What you have to do
Look for the string "Einn" in the lines and copy each line that has it.

Input data
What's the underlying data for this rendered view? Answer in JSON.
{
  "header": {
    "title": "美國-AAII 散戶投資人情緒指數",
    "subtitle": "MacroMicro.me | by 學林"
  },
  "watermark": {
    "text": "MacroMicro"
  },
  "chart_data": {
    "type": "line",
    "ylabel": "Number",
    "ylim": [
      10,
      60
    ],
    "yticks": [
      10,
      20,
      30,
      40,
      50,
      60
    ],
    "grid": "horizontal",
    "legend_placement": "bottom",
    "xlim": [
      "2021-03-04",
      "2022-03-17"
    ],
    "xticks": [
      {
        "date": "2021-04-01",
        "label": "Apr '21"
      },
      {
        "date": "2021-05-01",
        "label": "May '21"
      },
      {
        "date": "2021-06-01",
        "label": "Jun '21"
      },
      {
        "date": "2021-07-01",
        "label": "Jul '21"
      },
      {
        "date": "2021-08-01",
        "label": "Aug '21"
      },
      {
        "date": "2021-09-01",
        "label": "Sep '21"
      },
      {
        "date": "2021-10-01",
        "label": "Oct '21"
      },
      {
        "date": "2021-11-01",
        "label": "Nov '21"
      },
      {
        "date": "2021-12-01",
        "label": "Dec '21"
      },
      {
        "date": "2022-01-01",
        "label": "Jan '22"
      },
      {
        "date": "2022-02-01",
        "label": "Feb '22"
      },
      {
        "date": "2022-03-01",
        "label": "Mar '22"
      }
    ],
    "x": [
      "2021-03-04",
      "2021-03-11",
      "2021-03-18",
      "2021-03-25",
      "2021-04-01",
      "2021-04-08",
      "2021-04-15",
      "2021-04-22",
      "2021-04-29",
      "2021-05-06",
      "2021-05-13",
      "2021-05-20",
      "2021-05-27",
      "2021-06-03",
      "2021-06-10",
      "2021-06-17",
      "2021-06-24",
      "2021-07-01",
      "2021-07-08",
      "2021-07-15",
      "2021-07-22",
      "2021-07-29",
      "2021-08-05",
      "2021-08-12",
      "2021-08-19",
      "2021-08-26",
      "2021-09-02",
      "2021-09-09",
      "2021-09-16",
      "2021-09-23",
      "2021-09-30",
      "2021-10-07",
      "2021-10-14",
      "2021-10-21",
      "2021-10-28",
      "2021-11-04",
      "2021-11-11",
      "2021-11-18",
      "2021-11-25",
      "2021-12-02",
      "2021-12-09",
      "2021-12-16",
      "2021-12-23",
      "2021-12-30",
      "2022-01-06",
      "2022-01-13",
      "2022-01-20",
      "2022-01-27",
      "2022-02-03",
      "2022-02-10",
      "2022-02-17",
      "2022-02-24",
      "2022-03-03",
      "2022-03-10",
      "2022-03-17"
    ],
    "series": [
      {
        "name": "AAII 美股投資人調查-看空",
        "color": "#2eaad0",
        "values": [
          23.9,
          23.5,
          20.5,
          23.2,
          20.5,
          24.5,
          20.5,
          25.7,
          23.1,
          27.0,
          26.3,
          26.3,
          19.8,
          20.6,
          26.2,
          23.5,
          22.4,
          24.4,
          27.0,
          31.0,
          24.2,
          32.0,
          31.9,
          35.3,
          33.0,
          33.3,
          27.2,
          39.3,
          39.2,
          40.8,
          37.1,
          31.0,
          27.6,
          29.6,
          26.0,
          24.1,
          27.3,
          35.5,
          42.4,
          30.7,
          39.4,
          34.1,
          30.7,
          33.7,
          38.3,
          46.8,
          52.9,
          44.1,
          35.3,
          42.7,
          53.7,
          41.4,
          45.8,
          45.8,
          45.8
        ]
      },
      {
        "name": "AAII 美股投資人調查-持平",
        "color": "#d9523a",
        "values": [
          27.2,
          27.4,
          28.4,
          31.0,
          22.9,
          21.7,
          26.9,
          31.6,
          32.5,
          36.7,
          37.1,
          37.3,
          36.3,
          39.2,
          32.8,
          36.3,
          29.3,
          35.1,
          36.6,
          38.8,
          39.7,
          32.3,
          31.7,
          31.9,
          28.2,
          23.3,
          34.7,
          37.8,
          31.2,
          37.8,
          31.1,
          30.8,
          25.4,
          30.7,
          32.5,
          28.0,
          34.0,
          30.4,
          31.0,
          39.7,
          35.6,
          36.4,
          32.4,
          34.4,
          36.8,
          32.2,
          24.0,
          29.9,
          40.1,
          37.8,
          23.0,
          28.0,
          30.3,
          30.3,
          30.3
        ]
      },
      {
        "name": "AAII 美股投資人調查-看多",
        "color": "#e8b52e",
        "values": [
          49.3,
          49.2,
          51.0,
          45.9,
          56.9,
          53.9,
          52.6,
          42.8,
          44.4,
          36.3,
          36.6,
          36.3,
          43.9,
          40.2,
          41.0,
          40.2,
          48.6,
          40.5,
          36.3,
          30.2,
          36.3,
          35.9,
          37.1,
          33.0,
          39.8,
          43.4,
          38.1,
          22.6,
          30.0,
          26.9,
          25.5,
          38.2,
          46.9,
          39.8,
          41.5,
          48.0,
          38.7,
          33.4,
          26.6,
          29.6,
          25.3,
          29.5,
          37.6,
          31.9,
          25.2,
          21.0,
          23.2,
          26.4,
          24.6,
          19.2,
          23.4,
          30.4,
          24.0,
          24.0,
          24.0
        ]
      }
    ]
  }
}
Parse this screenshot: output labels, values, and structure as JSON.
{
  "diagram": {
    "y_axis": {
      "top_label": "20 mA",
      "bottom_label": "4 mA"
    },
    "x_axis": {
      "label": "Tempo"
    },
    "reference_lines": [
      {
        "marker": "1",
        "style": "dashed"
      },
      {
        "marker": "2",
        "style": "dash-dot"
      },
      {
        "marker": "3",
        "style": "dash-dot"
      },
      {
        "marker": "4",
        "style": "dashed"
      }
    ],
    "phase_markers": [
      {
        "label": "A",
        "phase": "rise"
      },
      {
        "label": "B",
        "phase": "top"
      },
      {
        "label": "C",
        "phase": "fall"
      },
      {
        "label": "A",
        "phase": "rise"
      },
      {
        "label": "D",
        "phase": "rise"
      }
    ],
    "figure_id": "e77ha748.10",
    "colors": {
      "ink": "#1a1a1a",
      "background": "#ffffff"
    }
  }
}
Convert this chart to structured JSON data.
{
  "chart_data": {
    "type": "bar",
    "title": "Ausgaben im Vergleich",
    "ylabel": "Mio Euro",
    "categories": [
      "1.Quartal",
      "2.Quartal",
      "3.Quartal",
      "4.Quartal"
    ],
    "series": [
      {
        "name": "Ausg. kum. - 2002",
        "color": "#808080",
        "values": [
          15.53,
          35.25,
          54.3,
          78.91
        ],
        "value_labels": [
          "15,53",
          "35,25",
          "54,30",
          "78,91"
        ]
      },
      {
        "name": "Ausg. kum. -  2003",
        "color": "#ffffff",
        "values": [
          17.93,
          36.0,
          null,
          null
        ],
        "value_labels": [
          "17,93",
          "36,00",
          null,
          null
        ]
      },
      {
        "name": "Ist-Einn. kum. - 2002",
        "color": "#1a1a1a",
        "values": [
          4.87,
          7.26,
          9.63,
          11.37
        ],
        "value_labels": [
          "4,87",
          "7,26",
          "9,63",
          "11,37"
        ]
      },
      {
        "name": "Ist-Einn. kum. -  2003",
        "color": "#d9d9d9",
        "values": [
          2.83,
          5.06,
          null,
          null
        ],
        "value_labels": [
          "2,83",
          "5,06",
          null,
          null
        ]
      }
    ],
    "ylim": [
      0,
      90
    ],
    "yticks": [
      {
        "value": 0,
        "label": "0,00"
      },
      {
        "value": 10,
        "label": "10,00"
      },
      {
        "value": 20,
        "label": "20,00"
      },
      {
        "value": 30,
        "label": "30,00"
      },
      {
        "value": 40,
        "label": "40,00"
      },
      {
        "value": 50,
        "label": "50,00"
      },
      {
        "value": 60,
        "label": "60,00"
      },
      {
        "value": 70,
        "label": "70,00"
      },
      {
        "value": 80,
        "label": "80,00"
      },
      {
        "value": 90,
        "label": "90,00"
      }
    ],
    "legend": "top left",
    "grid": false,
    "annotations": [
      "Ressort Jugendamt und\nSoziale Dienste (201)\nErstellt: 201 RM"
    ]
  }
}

Task output
        "name": "Ist-Einn. kum. - 2002",
        "name": "Ist-Einn. kum. -  2003",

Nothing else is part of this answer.